• _Aim_: Reproduce all of the data below line for line, omitting the pictures.

========

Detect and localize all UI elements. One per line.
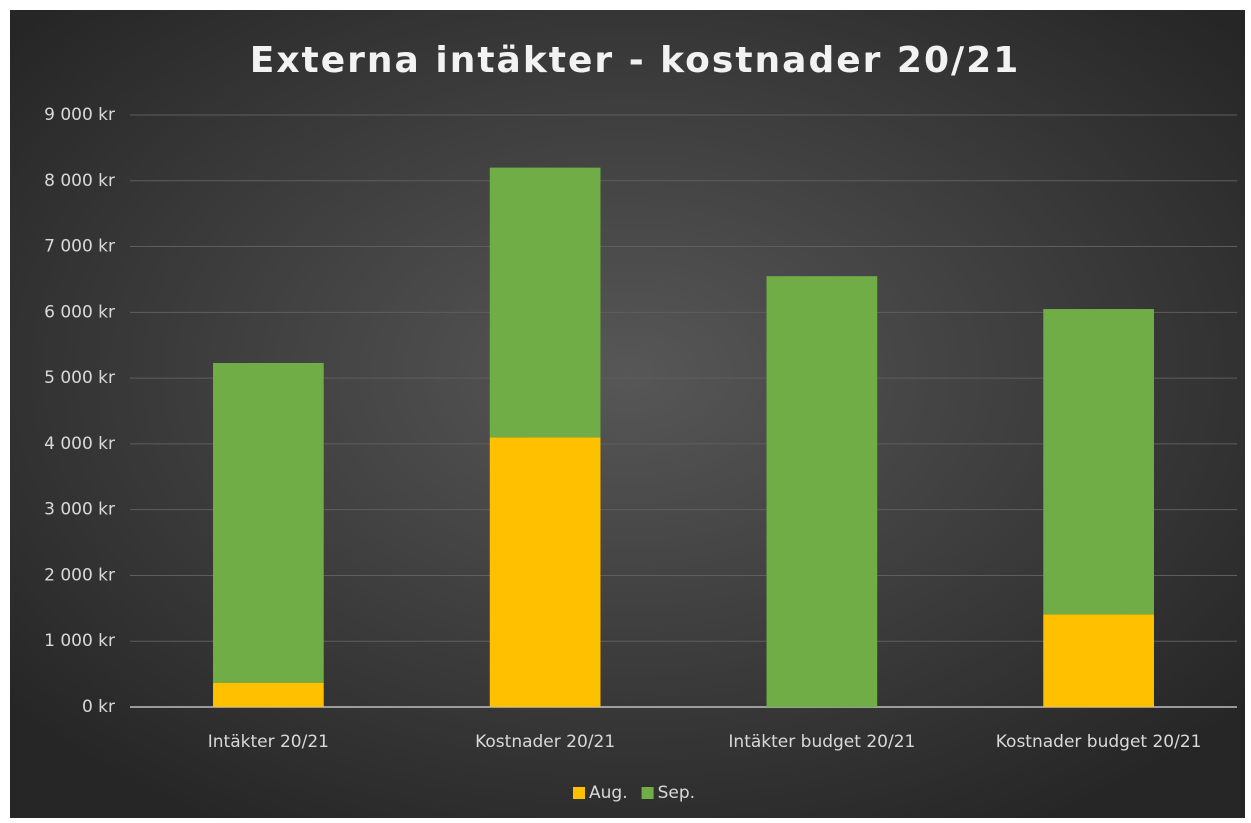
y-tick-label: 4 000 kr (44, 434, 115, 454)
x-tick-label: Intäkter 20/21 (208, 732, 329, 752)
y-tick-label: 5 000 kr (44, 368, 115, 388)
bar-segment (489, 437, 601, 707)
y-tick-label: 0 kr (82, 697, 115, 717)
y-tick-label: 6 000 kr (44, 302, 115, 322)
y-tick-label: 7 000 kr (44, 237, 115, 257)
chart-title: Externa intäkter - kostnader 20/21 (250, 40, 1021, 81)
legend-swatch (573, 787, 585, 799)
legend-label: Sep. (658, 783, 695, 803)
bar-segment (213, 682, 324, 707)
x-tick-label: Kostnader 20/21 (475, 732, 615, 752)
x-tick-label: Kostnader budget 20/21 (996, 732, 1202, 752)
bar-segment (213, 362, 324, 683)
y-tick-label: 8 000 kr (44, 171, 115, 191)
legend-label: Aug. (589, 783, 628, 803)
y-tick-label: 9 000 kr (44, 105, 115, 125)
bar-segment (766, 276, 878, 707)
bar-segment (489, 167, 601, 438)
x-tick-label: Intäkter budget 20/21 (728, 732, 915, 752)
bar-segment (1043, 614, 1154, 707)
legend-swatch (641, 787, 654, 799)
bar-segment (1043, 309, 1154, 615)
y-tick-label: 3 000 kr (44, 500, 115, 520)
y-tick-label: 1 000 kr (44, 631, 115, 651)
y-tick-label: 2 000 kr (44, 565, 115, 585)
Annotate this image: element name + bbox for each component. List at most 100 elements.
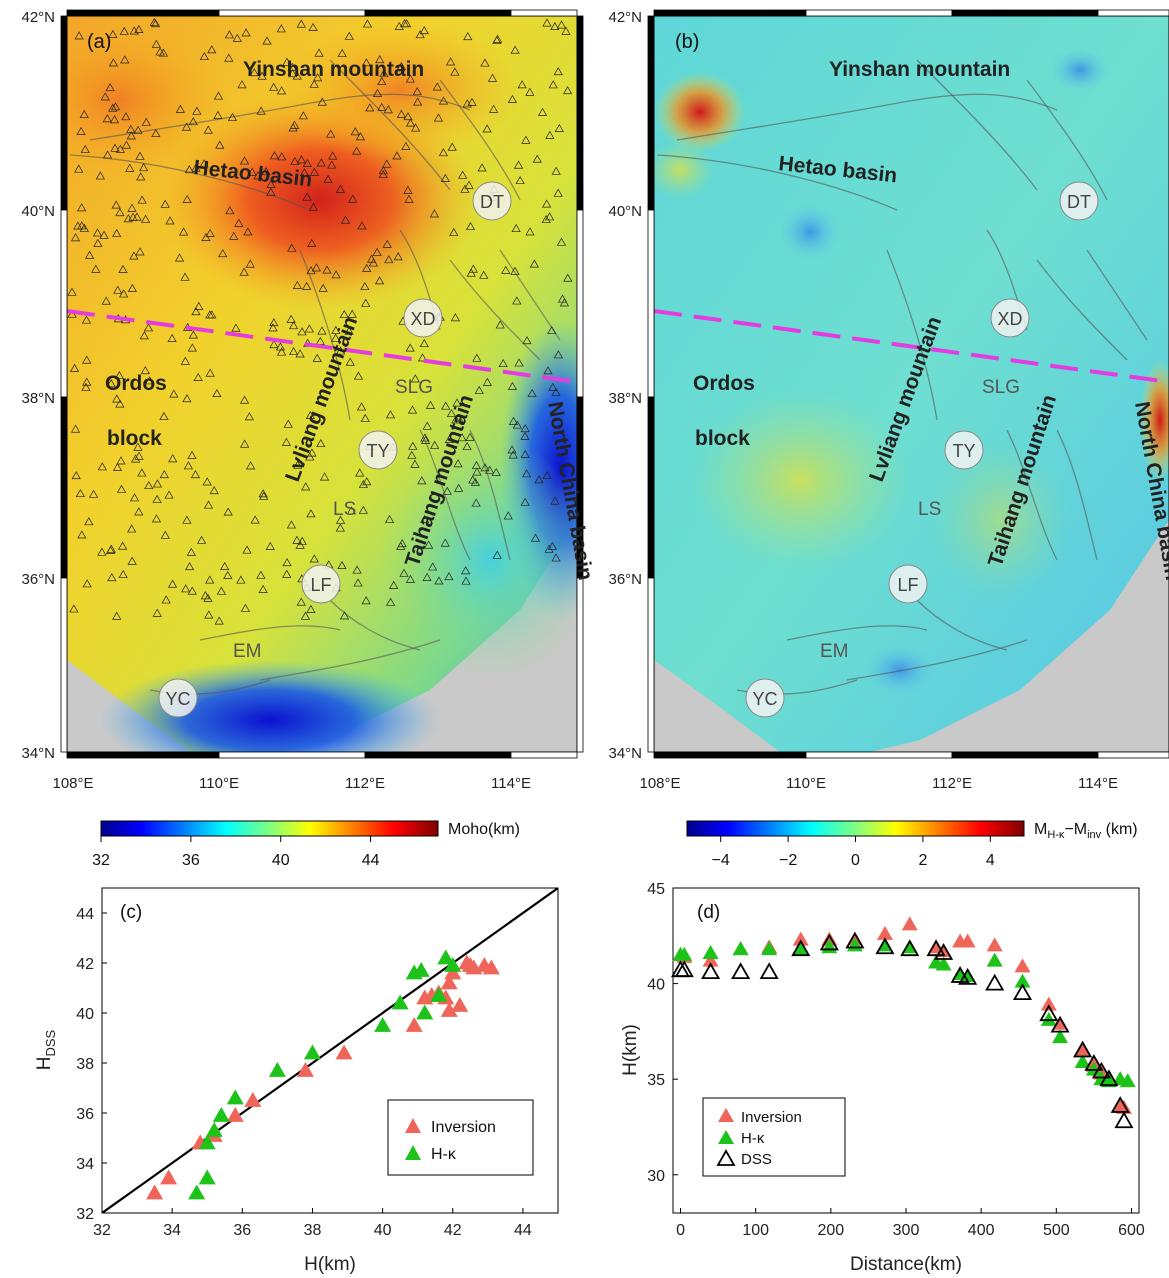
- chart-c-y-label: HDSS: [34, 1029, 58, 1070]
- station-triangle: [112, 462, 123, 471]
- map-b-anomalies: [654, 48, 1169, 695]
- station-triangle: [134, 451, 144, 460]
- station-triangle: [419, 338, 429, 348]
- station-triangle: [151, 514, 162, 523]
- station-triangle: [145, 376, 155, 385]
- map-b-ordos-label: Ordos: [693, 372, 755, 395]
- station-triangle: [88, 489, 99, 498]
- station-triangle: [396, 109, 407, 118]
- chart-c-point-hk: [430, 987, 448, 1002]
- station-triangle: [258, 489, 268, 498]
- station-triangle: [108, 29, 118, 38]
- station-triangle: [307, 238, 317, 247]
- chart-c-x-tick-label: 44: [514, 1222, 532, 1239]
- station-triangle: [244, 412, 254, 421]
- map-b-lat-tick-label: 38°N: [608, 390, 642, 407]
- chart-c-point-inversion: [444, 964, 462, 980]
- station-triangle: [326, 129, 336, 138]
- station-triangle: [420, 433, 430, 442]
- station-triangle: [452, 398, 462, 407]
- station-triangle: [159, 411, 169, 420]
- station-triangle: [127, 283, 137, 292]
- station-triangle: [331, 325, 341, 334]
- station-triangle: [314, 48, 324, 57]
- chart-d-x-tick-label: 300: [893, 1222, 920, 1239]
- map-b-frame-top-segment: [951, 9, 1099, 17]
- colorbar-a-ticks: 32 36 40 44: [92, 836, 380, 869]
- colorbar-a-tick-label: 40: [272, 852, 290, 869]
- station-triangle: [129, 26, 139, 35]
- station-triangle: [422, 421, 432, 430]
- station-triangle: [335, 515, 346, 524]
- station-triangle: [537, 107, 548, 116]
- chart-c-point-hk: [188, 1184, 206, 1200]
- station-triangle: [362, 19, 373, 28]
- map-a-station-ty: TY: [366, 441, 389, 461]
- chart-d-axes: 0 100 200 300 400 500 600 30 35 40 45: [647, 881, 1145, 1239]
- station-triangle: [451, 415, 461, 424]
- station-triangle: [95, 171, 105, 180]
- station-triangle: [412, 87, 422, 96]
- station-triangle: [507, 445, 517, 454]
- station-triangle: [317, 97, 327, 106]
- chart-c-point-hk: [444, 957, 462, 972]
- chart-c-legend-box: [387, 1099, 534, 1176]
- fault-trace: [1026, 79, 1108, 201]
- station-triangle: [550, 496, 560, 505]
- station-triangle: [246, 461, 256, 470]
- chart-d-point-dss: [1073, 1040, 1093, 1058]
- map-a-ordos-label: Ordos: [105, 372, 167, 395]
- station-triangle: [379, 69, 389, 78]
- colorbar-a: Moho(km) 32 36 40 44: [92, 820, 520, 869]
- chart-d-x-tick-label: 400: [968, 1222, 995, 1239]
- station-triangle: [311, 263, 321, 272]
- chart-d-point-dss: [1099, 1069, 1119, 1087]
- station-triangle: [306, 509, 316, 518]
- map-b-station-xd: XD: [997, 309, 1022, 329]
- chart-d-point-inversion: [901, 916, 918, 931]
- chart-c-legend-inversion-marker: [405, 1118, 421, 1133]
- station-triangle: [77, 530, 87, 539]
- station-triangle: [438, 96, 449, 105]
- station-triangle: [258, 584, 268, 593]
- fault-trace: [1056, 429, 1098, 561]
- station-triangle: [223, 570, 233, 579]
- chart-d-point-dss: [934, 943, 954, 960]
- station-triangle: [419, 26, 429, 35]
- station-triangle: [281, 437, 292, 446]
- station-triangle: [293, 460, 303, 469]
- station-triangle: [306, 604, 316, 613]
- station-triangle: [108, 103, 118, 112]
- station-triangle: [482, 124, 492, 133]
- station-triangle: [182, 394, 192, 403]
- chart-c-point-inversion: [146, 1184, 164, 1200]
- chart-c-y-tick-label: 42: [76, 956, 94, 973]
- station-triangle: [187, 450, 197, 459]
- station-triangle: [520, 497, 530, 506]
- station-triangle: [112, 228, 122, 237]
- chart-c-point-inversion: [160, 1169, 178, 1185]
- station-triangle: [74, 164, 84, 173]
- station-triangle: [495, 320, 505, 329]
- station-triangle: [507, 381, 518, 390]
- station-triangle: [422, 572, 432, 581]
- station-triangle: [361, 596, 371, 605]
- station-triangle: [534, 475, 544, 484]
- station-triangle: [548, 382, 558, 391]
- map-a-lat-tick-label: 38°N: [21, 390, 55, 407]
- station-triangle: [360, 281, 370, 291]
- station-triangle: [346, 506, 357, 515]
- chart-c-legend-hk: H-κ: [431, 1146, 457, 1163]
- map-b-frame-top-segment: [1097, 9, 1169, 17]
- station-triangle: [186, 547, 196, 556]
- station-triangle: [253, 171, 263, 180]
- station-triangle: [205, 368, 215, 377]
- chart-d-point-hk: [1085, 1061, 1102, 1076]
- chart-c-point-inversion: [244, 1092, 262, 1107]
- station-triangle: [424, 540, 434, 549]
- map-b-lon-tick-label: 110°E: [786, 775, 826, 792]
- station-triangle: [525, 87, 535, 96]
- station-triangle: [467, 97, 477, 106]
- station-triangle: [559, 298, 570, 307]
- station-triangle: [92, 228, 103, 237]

========

• _Response to the task_:
Detect and localize all UI elements. One per line.
y-tick-label: 4 000 kr (44, 434, 115, 454)
x-tick-label: Intäkter 20/21 (208, 732, 329, 752)
y-tick-label: 5 000 kr (44, 368, 115, 388)
bar-segment (489, 437, 601, 707)
y-tick-label: 0 kr (82, 697, 115, 717)
y-tick-label: 6 000 kr (44, 302, 115, 322)
y-tick-label: 7 000 kr (44, 237, 115, 257)
chart-title: Externa intäkter - kostnader 20/21 (250, 40, 1021, 81)
legend-swatch (573, 787, 585, 799)
legend-label: Sep. (658, 783, 695, 803)
bar-segment (213, 682, 324, 707)
x-tick-label: Kostnader 20/21 (475, 732, 615, 752)
x-tick-label: Kostnader budget 20/21 (996, 732, 1202, 752)
bar-segment (213, 362, 324, 683)
y-tick-label: 8 000 kr (44, 171, 115, 191)
legend-label: Aug. (589, 783, 628, 803)
y-tick-label: 9 000 kr (44, 105, 115, 125)
bar-segment (766, 276, 878, 707)
bar-segment (489, 167, 601, 438)
x-tick-label: Intäkter budget 20/21 (728, 732, 915, 752)
bar-segment (1043, 614, 1154, 707)
legend-swatch (641, 787, 654, 799)
bar-segment (1043, 309, 1154, 615)
y-tick-label: 3 000 kr (44, 500, 115, 520)
y-tick-label: 1 000 kr (44, 631, 115, 651)
y-tick-label: 2 000 kr (44, 565, 115, 585)
Annotate this image: element name + bbox for each component. List at most 100 elements.
- chart-c-y-label: HDSS: [34, 1029, 58, 1070]
- station-triangle: [112, 462, 123, 471]
- map-b-anomalies: [654, 48, 1169, 695]
- station-triangle: [134, 451, 144, 460]
- station-triangle: [419, 338, 429, 348]
- station-triangle: [151, 514, 162, 523]
- station-triangle: [145, 376, 155, 385]
- map-b-ordos-label: Ordos: [693, 372, 755, 395]
- station-triangle: [88, 489, 99, 498]
- station-triangle: [396, 109, 407, 118]
- chart-c-point-hk: [430, 987, 448, 1002]
- station-triangle: [258, 489, 268, 498]
- station-triangle: [108, 29, 118, 38]
- station-triangle: [307, 238, 317, 247]
- chart-c-x-tick-label: 44: [514, 1222, 532, 1239]
- station-triangle: [244, 412, 254, 421]
- map-b-lat-tick-label: 38°N: [608, 390, 642, 407]
- chart-c-point-inversion: [444, 964, 462, 980]
- station-triangle: [326, 129, 336, 138]
- station-triangle: [420, 433, 430, 442]
- station-triangle: [452, 398, 462, 407]
- station-triangle: [159, 411, 169, 420]
- station-triangle: [127, 283, 137, 292]
- station-triangle: [331, 325, 341, 334]
- station-triangle: [314, 48, 324, 57]
- chart-d-x-tick-label: 300: [893, 1222, 920, 1239]
- map-b-frame-top-segment: [951, 9, 1099, 17]
- colorbar-a-ticks: 32 36 40 44: [92, 836, 380, 869]
- colorbar-a-tick-label: 40: [272, 852, 290, 869]
- station-triangle: [129, 26, 139, 35]
- station-triangle: [422, 421, 432, 430]
- station-triangle: [335, 515, 346, 524]
- station-triangle: [537, 107, 548, 116]
- chart-c-point-hk: [188, 1184, 206, 1200]
- station-triangle: [362, 19, 373, 28]
- map-a-station-ty: TY: [366, 441, 389, 461]
- chart-d-axes: 0 100 200 300 400 500 600 30 35 40 45: [647, 881, 1145, 1239]
- station-triangle: [451, 415, 461, 424]
- station-triangle: [95, 171, 105, 180]
- station-triangle: [412, 87, 422, 96]
- station-triangle: [507, 445, 517, 454]
- station-triangle: [317, 97, 327, 106]
- chart-c-point-hk: [444, 957, 462, 972]
- chart-c-legend-box: [387, 1099, 534, 1176]
- fault-trace: [1026, 79, 1108, 201]
- station-triangle: [550, 496, 560, 505]
- station-triangle: [246, 461, 256, 470]
- chart-d-point-dss: [1073, 1040, 1093, 1058]
- map-a-ordos-label: Ordos: [105, 372, 167, 395]
- station-triangle: [379, 69, 389, 78]
- colorbar-a: Moho(km) 32 36 40 44: [92, 820, 520, 869]
- chart-d-x-tick-label: 400: [968, 1222, 995, 1239]
- station-triangle: [311, 263, 321, 272]
- chart-d-point-dss: [1099, 1069, 1119, 1087]
- station-triangle: [306, 509, 316, 518]
- map-b-station-xd: XD: [997, 309, 1022, 329]
- chart-d-point-inversion: [901, 916, 918, 931]
- chart-c-legend-inversion-marker: [405, 1118, 421, 1133]
- station-triangle: [77, 530, 87, 539]
- station-triangle: [438, 96, 449, 105]
- station-triangle: [258, 584, 268, 593]
- fault-trace: [1056, 429, 1098, 561]
- station-triangle: [223, 570, 233, 579]
- chart-d-point-dss: [934, 943, 954, 960]
- station-triangle: [419, 26, 429, 35]
- station-triangle: [281, 437, 292, 446]
- station-triangle: [293, 460, 303, 469]
- station-triangle: [306, 604, 316, 613]
- station-triangle: [108, 103, 118, 112]
- station-triangle: [482, 124, 492, 133]
- station-triangle: [182, 394, 192, 403]
- chart-c-point-inversion: [146, 1184, 164, 1200]
- chart-c-y-tick-label: 42: [76, 956, 94, 973]
- station-triangle: [187, 450, 197, 459]
- station-triangle: [520, 497, 530, 506]
- station-triangle: [112, 228, 122, 237]
- chart-c-point-inversion: [160, 1169, 178, 1185]
- station-triangle: [74, 164, 84, 173]
- station-triangle: [495, 320, 505, 329]
- station-triangle: [507, 381, 518, 390]
- station-triangle: [422, 572, 432, 581]
- station-triangle: [361, 596, 371, 605]
- station-triangle: [534, 475, 544, 484]
- station-triangle: [548, 382, 558, 391]
- map-a-lat-tick-label: 38°N: [21, 390, 55, 407]
- station-triangle: [360, 281, 370, 291]
- station-triangle: [346, 506, 357, 515]
- chart-c-legend-hk: H-κ: [431, 1146, 457, 1163]
- map-b-frame-top-segment: [1097, 9, 1169, 17]
- station-triangle: [186, 547, 196, 556]
- station-triangle: [253, 171, 263, 180]
- station-triangle: [205, 368, 215, 377]
- chart-d-point-hk: [1085, 1061, 1102, 1076]
- chart-c-point-inversion: [244, 1092, 262, 1107]
- station-triangle: [424, 540, 434, 549]
- map-b-lon-tick-label: 110°E: [786, 775, 826, 792]
- station-triangle: [525, 87, 535, 96]
- station-triangle: [467, 97, 477, 106]
- station-triangle: [559, 298, 570, 307]
- station-triangle: [92, 228, 103, 237]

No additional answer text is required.